# Supplied material start
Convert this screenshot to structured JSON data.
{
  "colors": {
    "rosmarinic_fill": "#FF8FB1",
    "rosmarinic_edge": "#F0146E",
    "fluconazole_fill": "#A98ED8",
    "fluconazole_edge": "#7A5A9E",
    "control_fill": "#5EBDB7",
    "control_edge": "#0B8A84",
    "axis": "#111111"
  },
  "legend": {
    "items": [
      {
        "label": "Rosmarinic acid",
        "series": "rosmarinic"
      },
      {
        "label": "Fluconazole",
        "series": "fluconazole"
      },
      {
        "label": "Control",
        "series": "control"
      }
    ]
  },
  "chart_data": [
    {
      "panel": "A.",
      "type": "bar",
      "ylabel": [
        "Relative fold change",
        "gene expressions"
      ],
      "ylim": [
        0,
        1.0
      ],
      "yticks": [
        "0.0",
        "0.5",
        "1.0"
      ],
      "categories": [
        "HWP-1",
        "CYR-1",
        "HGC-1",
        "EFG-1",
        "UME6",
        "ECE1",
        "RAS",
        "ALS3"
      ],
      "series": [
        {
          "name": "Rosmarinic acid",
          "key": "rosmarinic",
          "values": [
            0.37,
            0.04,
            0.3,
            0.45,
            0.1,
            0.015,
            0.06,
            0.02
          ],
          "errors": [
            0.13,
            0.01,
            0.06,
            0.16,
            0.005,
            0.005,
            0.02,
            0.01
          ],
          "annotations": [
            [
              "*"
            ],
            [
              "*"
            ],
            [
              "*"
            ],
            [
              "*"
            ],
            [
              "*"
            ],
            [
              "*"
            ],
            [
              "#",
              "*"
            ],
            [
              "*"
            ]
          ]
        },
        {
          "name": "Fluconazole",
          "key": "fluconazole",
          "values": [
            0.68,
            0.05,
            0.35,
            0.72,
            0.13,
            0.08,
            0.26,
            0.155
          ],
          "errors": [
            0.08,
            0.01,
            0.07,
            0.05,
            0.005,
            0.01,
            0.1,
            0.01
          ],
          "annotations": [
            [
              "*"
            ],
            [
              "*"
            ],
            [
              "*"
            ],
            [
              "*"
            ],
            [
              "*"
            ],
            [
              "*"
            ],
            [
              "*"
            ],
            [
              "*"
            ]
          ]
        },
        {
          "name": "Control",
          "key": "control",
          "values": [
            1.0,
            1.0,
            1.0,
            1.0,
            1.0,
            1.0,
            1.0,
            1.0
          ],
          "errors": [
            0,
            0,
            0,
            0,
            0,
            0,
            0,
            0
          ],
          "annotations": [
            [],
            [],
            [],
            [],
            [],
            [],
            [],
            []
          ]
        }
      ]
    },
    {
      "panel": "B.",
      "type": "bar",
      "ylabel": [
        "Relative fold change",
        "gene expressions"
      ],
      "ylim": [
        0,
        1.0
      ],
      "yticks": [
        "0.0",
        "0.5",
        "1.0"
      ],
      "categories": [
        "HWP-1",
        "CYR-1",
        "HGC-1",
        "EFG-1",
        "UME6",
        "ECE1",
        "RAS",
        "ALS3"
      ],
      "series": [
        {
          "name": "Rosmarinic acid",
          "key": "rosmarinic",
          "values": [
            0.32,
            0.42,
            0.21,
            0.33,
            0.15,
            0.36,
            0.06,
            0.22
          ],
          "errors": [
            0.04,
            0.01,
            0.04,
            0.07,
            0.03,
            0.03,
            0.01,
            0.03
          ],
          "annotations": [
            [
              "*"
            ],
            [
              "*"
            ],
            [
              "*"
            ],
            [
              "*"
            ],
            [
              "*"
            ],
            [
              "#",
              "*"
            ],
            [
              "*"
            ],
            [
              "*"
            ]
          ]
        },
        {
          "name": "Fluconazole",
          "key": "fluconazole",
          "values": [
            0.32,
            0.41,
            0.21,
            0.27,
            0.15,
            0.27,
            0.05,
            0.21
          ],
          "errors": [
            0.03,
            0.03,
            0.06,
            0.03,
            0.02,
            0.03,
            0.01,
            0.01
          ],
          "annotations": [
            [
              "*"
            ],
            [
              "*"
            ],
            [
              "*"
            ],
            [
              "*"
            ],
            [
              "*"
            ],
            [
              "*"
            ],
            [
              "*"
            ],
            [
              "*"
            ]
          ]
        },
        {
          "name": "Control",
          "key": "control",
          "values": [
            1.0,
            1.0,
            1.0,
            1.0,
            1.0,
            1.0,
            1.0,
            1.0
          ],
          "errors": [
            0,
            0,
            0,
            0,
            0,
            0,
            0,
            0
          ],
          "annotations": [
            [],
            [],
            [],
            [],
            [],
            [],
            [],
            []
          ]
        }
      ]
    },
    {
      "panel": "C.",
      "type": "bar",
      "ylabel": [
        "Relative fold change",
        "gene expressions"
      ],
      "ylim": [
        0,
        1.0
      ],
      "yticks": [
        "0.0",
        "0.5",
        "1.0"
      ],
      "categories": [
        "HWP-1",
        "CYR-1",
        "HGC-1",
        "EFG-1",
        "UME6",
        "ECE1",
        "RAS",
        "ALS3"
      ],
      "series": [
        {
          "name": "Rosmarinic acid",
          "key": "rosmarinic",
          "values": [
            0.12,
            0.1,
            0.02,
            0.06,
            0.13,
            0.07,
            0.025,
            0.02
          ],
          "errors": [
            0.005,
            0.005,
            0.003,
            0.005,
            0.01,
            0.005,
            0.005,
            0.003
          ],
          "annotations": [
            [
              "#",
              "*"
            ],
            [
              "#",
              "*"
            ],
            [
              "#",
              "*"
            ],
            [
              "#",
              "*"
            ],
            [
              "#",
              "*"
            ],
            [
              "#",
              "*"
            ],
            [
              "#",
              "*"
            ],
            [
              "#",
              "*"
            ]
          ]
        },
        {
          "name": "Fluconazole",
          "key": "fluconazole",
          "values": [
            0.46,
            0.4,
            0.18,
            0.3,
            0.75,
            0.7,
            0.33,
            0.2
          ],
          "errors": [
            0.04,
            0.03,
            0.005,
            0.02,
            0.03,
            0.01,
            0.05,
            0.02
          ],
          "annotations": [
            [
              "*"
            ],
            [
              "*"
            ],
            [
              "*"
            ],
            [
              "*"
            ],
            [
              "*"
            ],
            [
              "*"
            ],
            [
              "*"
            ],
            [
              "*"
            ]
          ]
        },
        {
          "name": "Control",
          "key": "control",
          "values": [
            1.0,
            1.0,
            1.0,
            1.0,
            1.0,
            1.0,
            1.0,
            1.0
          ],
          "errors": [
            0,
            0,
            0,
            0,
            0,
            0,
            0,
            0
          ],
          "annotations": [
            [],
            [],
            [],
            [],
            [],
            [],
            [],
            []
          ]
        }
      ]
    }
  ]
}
# Supplied material end
Given exercise
The lines above should be duplicated exactly.

Output
Convert this screenshot to structured JSON data.
{
  "colors": {
    "rosmarinic_fill": "#FF8FB1",
    "rosmarinic_edge": "#F0146E",
    "fluconazole_fill": "#A98ED8",
    "fluconazole_edge": "#7A5A9E",
    "control_fill": "#5EBDB7",
    "control_edge": "#0B8A84",
    "axis": "#111111"
  },
  "legend": {
    "items": [
      {
        "label": "Rosmarinic acid",
        "series": "rosmarinic"
      },
      {
        "label": "Fluconazole",
        "series": "fluconazole"
      },
      {
        "label": "Control",
        "series": "control"
      }
    ]
  },
  "chart_data": [
    {
      "panel": "A.",
      "type": "bar",
      "ylabel": [
        "Relative fold change",
        "gene expressions"
      ],
      "ylim": [
        0,
        1.0
      ],
      "yticks": [
        "0.0",
        "0.5",
        "1.0"
      ],
      "categories": [
        "HWP-1",
        "CYR-1",
        "HGC-1",
        "EFG-1",
        "UME6",
        "ECE1",
        "RAS",
        "ALS3"
      ],
      "series": [
        {
          "name": "Rosmarinic acid",
          "key": "rosmarinic",
          "values": [
            0.37,
            0.04,
            0.3,
            0.45,
            0.1,
            0.015,
            0.06,
            0.02
          ],
          "errors": [
            0.13,
            0.01,
            0.06,
            0.16,
            0.005,
            0.005,
            0.02,
            0.01
          ],
          "annotations": [
            [
              "*"
            ],
            [
              "*"
            ],
            [
              "*"
            ],
            [
              "*"
            ],
            [
              "*"
            ],
            [
              "*"
            ],
            [
              "#",
              "*"
            ],
            [
              "*"
            ]
          ]
        },
        {
          "name": "Fluconazole",
          "key": "fluconazole",
          "values": [
            0.68,
            0.05,
            0.35,
            0.72,
            0.13,
            0.08,
            0.26,
            0.155
          ],
          "errors": [
            0.08,
            0.01,
            0.07,
            0.05,
            0.005,
            0.01,
            0.1,
            0.01
          ],
          "annotations": [
            [
              "*"
            ],
            [
              "*"
            ],
            [
              "*"
            ],
            [
              "*"
            ],
            [
              "*"
            ],
            [
              "*"
            ],
            [
              "*"
            ],
            [
              "*"
            ]
          ]
        },
        {
          "name": "Control",
          "key": "control",
          "values": [
            1.0,
            1.0,
            1.0,
            1.0,
            1.0,
            1.0,
            1.0,
            1.0
          ],
          "errors": [
            0,
            0,
            0,
            0,
            0,
            0,
            0,
            0
          ],
          "annotations": [
            [],
            [],
            [],
            [],
            [],
            [],
            [],
            []
          ]
        }
      ]
    },
    {
      "panel": "B.",
      "type": "bar",
      "ylabel": [
        "Relative fold change",
        "gene expressions"
      ],
      "ylim": [
        0,
        1.0
      ],
      "yticks": [
        "0.0",
        "0.5",
        "1.0"
      ],
      "categories": [
        "HWP-1",
        "CYR-1",
        "HGC-1",
        "EFG-1",
        "UME6",
        "ECE1",
        "RAS",
        "ALS3"
      ],
      "series": [
        {
          "name": "Rosmarinic acid",
          "key": "rosmarinic",
          "values": [
            0.32,
            0.42,
            0.21,
            0.33,
            0.15,
            0.36,
            0.06,
            0.22
          ],
          "errors": [
            0.04,
            0.01,
            0.04,
            0.07,
            0.03,
            0.03,
            0.01,
            0.03
          ],
          "annotations": [
            [
              "*"
            ],
            [
              "*"
            ],
            [
              "*"
            ],
            [
              "*"
            ],
            [
              "*"
            ],
            [
              "#",
              "*"
            ],
            [
              "*"
            ],
            [
              "*"
            ]
          ]
        },
        {
          "name": "Fluconazole",
          "key": "fluconazole",
          "values": [
            0.32,
            0.41,
            0.21,
            0.27,
            0.15,
            0.27,
            0.05,
            0.21
          ],
          "errors": [
            0.03,
            0.03,
            0.06,
            0.03,
            0.02,
            0.03,
            0.01,
            0.01
          ],
          "annotations": [
            [
              "*"
            ],
            [
              "*"
            ],
            [
              "*"
            ],
            [
              "*"
            ],
            [
              "*"
            ],
            [
              "*"
            ],
            [
              "*"
            ],
            [
              "*"
            ]
          ]
        },
        {
          "name": "Control",
          "key": "control",
          "values": [
            1.0,
            1.0,
            1.0,
            1.0,
            1.0,
            1.0,
            1.0,
            1.0
          ],
          "errors": [
            0,
            0,
            0,
            0,
            0,
            0,
            0,
            0
          ],
          "annotations": [
            [],
            [],
            [],
            [],
            [],
            [],
            [],
            []
          ]
        }
      ]
    },
    {
      "panel": "C.",
      "type": "bar",
      "ylabel": [
        "Relative fold change",
        "gene expressions"
      ],
      "ylim": [
        0,
        1.0
      ],
      "yticks": [
        "0.0",
        "0.5",
        "1.0"
      ],
      "categories": [
        "HWP-1",
        "CYR-1",
        "HGC-1",
        "EFG-1",
        "UME6",
        "ECE1",
        "RAS",
        "ALS3"
      ],
      "series": [
        {
          "name": "Rosmarinic acid",
          "key": "rosmarinic",
          "values": [
            0.12,
            0.1,
            0.02,
            0.06,
            0.13,
            0.07,
            0.025,
            0.02
          ],
          "errors": [
            0.005,
            0.005,
            0.003,
            0.005,
            0.01,
            0.005,
            0.005,
            0.003
          ],
          "annotations": [
            [
              "#",
              "*"
            ],
            [
              "#",
              "*"
            ],
            [
              "#",
              "*"
            ],
            [
              "#",
              "*"
            ],
            [
              "#",
              "*"
            ],
            [
              "#",
              "*"
            ],
            [
              "#",
              "*"
            ],
            [
              "#",
              "*"
            ]
          ]
        },
        {
          "name": "Fluconazole",
          "key": "fluconazole",
          "values": [
            0.46,
            0.4,
            0.18,
            0.3,
            0.75,
            0.7,
            0.33,
            0.2
          ],
          "errors": [
            0.04,
            0.03,
            0.005,
            0.02,
            0.03,
            0.01,
            0.05,
            0.02
          ],
          "annotations": [
            [
              "*"
            ],
            [
              "*"
            ],
            [
              "*"
            ],
            [
              "*"
            ],
            [
              "*"
            ],
            [
              "*"
            ],
            [
              "*"
            ],
            [
              "*"
            ]
          ]
        },
        {
          "name": "Control",
          "key": "control",
          "values": [
            1.0,
            1.0,
            1.0,
            1.0,
            1.0,
            1.0,
            1.0,
            1.0
          ],
          "errors": [
            0,
            0,
            0,
            0,
            0,
            0,
            0,
            0
          ],
          "annotations": [
            [],
            [],
            [],
            [],
            [],
            [],
            [],
            []
          ]
        }
      ]
    }
  ]
}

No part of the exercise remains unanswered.